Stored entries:
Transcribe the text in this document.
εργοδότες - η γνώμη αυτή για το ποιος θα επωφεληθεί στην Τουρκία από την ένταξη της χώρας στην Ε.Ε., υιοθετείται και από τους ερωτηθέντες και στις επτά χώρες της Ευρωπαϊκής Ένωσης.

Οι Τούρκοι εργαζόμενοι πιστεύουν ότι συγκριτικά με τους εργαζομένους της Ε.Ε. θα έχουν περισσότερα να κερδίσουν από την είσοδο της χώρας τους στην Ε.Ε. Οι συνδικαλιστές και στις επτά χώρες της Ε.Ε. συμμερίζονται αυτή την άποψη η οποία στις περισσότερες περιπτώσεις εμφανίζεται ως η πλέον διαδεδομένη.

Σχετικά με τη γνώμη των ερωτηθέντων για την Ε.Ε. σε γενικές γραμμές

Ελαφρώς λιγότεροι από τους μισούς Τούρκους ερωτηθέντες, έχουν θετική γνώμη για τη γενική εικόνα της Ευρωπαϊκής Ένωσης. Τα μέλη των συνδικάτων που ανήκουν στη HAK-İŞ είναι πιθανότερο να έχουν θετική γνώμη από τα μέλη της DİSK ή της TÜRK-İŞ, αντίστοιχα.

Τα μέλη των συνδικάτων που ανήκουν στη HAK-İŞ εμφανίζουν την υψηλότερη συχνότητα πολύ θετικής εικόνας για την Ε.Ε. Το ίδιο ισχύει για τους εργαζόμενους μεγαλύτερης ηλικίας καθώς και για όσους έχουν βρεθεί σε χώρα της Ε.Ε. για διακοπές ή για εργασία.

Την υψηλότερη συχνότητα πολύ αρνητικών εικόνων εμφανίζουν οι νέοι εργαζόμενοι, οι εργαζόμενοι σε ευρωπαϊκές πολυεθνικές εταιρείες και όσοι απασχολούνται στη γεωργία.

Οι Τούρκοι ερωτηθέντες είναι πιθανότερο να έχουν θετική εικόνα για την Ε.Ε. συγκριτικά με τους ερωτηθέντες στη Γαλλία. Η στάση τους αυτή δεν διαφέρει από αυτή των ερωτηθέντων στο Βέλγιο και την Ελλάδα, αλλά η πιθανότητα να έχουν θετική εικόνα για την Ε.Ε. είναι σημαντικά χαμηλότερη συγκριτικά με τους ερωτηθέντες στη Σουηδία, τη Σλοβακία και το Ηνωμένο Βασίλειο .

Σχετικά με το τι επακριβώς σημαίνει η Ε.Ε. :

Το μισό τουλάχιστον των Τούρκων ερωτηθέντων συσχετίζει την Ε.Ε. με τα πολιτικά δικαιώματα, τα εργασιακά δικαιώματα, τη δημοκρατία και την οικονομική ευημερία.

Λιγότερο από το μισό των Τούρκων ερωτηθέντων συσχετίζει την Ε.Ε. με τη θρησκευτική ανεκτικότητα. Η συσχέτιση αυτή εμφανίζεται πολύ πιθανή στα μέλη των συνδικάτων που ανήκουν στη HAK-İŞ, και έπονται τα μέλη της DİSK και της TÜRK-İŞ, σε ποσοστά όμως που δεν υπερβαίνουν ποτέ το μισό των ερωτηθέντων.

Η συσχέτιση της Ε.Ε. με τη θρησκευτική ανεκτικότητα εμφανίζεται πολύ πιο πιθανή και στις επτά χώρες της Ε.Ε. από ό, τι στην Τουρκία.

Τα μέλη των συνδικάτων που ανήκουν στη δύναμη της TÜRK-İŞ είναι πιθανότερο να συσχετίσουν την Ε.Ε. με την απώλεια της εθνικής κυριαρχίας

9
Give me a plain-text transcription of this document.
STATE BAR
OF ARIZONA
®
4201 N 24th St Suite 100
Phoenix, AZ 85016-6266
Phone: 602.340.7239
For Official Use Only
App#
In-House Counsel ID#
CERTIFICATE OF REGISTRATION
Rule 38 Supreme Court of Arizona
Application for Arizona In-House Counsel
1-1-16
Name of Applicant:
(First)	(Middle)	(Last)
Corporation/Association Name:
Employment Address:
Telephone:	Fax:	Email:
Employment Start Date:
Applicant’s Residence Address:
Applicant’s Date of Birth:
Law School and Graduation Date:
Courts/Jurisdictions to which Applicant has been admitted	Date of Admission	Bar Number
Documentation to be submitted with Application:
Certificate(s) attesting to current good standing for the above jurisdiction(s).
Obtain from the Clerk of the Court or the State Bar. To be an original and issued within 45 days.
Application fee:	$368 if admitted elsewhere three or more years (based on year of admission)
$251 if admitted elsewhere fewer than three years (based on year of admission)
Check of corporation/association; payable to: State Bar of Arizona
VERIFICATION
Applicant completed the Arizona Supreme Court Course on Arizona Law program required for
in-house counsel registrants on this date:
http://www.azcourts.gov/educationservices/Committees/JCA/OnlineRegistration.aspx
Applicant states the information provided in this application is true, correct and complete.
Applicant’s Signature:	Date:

## Goal
In the records, locate each line holding the string "πιθανή" and copy it.

## Answer to this task
Λιγότερο από το μισό των Τούρκων ερωτηθέντων συσχετίζει την Ε.Ε. με τη θρησκευτική ανεκτικότητα. Η συσχέτιση αυτή εμφανίζεται πολύ πιθανή στα μέλη των συνδικάτων που ανήκουν στη HAK-İŞ, και έπονται τα μέλη της DİSK και της TÜRK-İŞ, σε ποσοστά όμως που δεν υπερβαίνουν ποτέ το μισό των ερωτηθέντων.
Η συσχέτιση της Ε.Ε. με τη θρησκευτική ανεκτικότητα εμφανίζεται πολύ πιο πιθανή και στις επτά χώρες της Ε.Ε. από ό, τι στην Τουρκία.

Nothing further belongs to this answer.